PROBLEM DESCRIPTION: Recast every line of the records below as a Markdown table with two columns, Row (the line's number) and Line (the line's text), leaving out any blank lines.

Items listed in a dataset
────────────────

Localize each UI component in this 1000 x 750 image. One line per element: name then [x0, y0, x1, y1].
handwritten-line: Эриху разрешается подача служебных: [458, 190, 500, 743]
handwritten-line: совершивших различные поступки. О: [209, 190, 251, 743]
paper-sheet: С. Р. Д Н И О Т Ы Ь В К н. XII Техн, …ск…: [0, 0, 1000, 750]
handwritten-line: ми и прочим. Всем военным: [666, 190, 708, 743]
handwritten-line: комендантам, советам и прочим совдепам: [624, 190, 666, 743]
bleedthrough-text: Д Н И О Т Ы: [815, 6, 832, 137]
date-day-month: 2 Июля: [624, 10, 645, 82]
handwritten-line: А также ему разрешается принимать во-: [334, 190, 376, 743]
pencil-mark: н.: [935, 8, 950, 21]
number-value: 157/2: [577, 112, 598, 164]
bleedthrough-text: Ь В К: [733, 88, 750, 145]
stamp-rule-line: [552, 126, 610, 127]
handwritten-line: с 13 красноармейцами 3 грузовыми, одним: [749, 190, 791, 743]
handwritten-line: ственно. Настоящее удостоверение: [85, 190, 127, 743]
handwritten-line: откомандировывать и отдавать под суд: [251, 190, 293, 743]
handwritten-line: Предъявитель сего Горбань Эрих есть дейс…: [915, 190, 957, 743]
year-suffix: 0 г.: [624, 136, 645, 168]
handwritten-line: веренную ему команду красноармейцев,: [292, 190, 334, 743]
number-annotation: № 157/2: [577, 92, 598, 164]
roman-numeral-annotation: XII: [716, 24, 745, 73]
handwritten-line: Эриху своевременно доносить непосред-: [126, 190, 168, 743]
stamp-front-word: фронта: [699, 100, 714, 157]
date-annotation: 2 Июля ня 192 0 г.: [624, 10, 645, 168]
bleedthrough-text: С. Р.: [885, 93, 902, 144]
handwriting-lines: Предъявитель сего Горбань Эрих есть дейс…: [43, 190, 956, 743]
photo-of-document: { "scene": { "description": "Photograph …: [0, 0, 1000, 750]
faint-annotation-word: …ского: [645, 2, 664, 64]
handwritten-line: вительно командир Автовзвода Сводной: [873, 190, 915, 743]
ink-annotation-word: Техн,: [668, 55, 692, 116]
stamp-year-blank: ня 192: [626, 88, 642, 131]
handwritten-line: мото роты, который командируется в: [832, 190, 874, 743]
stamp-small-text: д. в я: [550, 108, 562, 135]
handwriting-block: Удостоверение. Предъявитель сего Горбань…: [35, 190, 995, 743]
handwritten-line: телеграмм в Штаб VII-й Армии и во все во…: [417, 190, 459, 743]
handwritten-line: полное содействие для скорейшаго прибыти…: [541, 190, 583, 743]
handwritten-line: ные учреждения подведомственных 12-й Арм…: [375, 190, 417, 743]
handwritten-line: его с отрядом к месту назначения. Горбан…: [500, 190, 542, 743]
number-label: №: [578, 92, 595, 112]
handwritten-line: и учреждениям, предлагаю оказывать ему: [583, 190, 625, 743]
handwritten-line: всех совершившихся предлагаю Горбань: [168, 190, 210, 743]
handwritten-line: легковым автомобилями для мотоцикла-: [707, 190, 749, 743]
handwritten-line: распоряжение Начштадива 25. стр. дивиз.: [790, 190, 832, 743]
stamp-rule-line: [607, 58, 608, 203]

────────────────

RESULT FOR THIS TASK:
| Row | Line |
|---|---|
| 1 | Localize each UI component in this 1000 x 750 image. One line per element: name then [x0, y0, x1, y1]. |
| 2 | handwritten-line: Эриху разрешается подача служебных: [458, 190, 500, 743] |
| 3 | handwritten-line: совершивших различные поступки. О: [209, 190, 251, 743] |
| 4 | paper-sheet: С. Р. Д Н И О Т Ы Ь В К н. XII Техн, …ск…: [0, 0, 1000, 750] |
| 5 | handwritten-line: ми и прочим. Всем военным: [666, 190, 708, 743] |
| 6 | handwritten-line: комендантам, советам и прочим совдепам: [624, 190, 666, 743] |
| 7 | bleedthrough-text: Д Н И О Т Ы: [815, 6, 832, 137] |
| 8 | date-day-month: 2 Июля: [624, 10, 645, 82] |
| 9 | handwritten-line: А также ему разрешается принимать во-: [334, 190, 376, 743] |
| 10 | pencil-mark: н.: [935, 8, 950, 21] |
| 11 | number-value: 157/2: [577, 112, 598, 164] |
| 12 | bleedthrough-text: Ь В К: [733, 88, 750, 145] |
| 13 | stamp-rule-line: [552, 126, 610, 127] |
| 14 | handwritten-line: с 13 красноармейцами 3 грузовыми, одним: [749, 190, 791, 743] |
| 15 | handwritten-line: ственно. Настоящее удостоверение: [85, 190, 127, 743] |
| 16 | handwritten-line: откомандировывать и отдавать под суд: [251, 190, 293, 743] |
| 17 | handwritten-line: Предъявитель сего Горбань Эрих есть дейс…: [915, 190, 957, 743] |
| 18 | year-suffix: 0 г.: [624, 136, 645, 168] |
| 19 | handwritten-line: веренную ему команду красноармейцев,: [292, 190, 334, 743] |
| 20 | number-annotation: № 157/2: [577, 92, 598, 164] |
| 21 | roman-numeral-annotation: XII: [716, 24, 745, 73] |
| 22 | handwritten-line: Эриху своевременно доносить непосред-: [126, 190, 168, 743] |
| 23 | stamp-front-word: фронта: [699, 100, 714, 157] |
| 24 | date-annotation: 2 Июля ня 192 0 г.: [624, 10, 645, 168] |
| 25 | bleedthrough-text: С. Р.: [885, 93, 902, 144] |
| 26 | handwriting-lines: Предъявитель сего Горбань Эрих есть дейс…: [43, 190, 956, 743] |
| 27 | photo-of-document: { "scene": { "description": "Photograph …: [0, 0, 1000, 750] |
| 28 | faint-annotation-word: …ского: [645, 2, 664, 64] |
| 29 | handwritten-line: вительно командир Автовзвода Сводной: [873, 190, 915, 743] |
| 30 | ink-annotation-word: Техн,: [668, 55, 692, 116] |
| 31 | stamp-year-blank: ня 192: [626, 88, 642, 131] |
| 32 | handwritten-line: мото роты, который командируется в: [832, 190, 874, 743] |
| 33 | stamp-small-text: д. в я: [550, 108, 562, 135] |
| 34 | handwriting-block: Удостоверение. Предъявитель сего Горбань…: [35, 190, 995, 743] |
| 35 | handwritten-line: телеграмм в Штаб VII-й Армии и во все во…: [417, 190, 459, 743] |
| 36 | handwritten-line: полное содействие для скорейшаго прибыти…: [541, 190, 583, 743] |
| 37 | handwritten-line: ные учреждения подведомственных 12-й Арм…: [375, 190, 417, 743] |
| 38 | handwritten-line: его с отрядом к месту назначения. Горбан…: [500, 190, 542, 743] |
| 39 | number-label: №: [578, 92, 595, 112] |
| 40 | handwritten-line: и учреждениям, предлагаю оказывать ему: [583, 190, 625, 743] |
| 41 | handwritten-line: всех совершившихся предлагаю Горбань: [168, 190, 210, 743] |
| 42 | handwritten-line: легковым автомобилями для мотоцикла-: [707, 190, 749, 743] |
| 43 | handwritten-line: распоряжение Начштадива 25. стр. дивиз.: [790, 190, 832, 743] |
| 44 | stamp-rule-line: [607, 58, 608, 203] |